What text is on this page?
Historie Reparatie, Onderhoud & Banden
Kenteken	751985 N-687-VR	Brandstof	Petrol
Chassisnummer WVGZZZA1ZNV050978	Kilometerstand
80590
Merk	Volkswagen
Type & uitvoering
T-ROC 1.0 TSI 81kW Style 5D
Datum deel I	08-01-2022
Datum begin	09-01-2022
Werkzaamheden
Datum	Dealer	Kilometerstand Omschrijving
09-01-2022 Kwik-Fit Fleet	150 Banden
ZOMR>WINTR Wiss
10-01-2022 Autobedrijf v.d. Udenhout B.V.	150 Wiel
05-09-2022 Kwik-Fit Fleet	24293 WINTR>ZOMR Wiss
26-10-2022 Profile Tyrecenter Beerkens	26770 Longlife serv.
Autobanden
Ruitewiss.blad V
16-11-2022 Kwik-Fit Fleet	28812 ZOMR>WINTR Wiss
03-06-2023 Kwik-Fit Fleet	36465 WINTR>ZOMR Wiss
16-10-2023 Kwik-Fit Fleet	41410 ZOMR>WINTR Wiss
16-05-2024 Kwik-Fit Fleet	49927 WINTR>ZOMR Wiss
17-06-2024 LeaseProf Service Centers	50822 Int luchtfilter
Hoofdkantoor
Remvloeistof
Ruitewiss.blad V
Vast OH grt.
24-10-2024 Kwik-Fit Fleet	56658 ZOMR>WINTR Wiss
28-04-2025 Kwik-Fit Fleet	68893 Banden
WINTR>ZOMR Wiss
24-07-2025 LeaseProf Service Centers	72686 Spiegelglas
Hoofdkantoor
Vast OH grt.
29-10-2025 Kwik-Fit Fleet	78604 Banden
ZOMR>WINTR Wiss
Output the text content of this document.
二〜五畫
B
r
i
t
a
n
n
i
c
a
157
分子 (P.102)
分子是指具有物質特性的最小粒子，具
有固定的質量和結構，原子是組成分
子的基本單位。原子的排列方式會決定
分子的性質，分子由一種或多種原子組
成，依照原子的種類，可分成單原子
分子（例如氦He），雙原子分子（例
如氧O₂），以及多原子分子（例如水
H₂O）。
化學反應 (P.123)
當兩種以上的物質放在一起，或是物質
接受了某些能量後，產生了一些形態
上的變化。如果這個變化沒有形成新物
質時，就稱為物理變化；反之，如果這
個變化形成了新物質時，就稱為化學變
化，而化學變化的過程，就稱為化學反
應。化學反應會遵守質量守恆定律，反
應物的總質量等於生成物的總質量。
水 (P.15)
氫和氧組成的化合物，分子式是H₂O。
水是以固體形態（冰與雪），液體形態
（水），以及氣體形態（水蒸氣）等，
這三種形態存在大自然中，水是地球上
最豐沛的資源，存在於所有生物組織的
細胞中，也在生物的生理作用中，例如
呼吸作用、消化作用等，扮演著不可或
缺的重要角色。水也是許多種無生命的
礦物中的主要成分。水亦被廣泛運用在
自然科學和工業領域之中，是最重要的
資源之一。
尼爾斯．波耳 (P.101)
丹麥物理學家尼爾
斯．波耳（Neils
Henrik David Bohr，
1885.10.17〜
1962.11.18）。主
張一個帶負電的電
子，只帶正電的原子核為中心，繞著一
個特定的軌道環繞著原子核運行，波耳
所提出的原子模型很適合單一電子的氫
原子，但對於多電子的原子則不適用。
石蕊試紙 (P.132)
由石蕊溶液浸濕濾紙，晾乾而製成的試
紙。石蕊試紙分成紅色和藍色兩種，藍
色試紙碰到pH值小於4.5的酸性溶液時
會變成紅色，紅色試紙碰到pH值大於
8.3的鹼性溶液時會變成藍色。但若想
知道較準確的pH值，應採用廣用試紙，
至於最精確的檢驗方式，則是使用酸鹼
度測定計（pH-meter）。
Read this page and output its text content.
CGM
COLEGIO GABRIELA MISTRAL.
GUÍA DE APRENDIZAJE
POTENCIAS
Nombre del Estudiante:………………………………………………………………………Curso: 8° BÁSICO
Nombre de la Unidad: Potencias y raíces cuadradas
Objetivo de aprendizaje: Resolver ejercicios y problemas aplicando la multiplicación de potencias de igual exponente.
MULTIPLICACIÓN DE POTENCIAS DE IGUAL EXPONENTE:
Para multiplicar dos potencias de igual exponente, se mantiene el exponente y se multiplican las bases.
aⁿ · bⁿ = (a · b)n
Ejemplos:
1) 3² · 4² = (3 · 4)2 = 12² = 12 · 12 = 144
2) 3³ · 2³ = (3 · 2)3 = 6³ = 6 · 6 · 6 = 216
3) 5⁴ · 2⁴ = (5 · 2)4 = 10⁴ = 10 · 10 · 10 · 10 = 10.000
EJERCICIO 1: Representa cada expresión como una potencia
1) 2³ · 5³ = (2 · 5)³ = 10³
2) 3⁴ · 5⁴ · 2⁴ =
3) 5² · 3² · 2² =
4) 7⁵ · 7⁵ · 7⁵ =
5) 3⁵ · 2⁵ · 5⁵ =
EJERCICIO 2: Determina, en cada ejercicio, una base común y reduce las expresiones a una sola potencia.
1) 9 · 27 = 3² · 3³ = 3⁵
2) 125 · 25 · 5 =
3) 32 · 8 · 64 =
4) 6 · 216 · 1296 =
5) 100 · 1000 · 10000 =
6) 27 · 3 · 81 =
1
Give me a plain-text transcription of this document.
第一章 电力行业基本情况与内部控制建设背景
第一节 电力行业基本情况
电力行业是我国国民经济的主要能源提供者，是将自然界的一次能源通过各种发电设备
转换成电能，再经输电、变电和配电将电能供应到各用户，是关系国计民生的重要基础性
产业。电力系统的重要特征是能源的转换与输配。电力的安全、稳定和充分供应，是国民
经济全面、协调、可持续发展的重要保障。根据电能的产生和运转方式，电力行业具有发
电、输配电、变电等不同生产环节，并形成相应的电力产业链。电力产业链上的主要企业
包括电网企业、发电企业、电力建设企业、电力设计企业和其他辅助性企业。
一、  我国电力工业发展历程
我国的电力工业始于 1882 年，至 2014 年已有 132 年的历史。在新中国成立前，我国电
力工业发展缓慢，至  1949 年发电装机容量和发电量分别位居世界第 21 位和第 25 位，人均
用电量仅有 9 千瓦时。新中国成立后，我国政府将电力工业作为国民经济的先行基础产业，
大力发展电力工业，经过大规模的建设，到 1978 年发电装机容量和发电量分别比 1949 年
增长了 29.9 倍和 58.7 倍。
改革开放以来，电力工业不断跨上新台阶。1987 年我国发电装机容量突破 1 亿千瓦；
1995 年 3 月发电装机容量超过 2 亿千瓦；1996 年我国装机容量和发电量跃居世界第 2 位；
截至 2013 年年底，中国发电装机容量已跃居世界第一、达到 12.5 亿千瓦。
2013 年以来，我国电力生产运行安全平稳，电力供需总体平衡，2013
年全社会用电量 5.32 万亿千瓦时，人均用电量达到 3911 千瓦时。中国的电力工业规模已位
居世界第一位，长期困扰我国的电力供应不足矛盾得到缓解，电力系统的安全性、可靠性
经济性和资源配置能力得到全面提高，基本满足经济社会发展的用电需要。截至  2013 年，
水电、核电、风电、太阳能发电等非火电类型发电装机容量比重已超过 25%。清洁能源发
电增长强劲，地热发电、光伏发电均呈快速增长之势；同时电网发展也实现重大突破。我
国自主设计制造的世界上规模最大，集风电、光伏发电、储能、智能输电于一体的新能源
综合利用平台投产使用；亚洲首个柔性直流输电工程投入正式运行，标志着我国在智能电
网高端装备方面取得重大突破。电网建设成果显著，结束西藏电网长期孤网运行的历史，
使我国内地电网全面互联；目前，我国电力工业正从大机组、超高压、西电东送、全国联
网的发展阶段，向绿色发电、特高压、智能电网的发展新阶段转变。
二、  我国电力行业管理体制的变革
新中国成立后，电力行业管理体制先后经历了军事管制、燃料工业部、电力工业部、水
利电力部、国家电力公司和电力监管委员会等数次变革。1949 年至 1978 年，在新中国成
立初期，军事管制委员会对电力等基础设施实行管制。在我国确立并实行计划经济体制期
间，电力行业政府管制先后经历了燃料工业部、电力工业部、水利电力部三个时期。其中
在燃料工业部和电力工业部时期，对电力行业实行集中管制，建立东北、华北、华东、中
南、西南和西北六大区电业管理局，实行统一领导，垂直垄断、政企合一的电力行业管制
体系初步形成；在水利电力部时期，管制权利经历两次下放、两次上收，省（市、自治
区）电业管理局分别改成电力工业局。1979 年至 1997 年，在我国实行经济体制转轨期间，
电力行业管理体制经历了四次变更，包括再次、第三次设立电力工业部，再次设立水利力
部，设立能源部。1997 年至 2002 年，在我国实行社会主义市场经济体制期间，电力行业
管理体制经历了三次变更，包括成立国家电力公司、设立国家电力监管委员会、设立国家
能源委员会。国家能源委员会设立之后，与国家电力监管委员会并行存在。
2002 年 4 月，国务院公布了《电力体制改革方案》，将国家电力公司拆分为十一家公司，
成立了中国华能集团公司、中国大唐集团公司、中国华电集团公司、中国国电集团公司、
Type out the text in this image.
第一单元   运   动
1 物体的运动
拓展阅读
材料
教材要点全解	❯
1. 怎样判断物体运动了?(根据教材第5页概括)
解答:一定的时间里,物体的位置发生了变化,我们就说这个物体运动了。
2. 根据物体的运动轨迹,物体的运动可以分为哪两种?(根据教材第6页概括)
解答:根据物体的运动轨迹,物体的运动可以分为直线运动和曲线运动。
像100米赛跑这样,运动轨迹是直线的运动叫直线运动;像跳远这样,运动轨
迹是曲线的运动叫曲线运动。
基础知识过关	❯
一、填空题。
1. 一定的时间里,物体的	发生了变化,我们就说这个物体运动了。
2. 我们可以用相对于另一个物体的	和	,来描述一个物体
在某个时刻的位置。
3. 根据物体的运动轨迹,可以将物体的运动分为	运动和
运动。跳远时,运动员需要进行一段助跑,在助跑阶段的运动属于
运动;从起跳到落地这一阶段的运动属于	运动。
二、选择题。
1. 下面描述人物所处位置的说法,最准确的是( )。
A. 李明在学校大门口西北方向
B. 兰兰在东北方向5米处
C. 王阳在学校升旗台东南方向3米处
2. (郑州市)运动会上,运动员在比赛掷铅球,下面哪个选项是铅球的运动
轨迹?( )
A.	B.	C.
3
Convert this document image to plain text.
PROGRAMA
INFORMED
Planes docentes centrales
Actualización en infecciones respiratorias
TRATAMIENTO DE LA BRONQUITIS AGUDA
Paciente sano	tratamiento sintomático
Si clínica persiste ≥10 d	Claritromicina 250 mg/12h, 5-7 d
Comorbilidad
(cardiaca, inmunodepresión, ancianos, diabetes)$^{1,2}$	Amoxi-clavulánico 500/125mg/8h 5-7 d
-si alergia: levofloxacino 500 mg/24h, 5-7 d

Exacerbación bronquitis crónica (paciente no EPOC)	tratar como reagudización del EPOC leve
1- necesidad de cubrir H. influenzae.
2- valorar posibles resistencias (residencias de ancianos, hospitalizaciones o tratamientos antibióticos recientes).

## [GIVEN PROBLEM]
Sift the material for lines with the string "LeaseProf". Copy each one found.

## [WRITTEN RESPONSE]
17-06-2024 LeaseProf Service Centers	50822 Int luchtfilter
24-07-2025 LeaseProf Service Centers	72686 Spiegelglas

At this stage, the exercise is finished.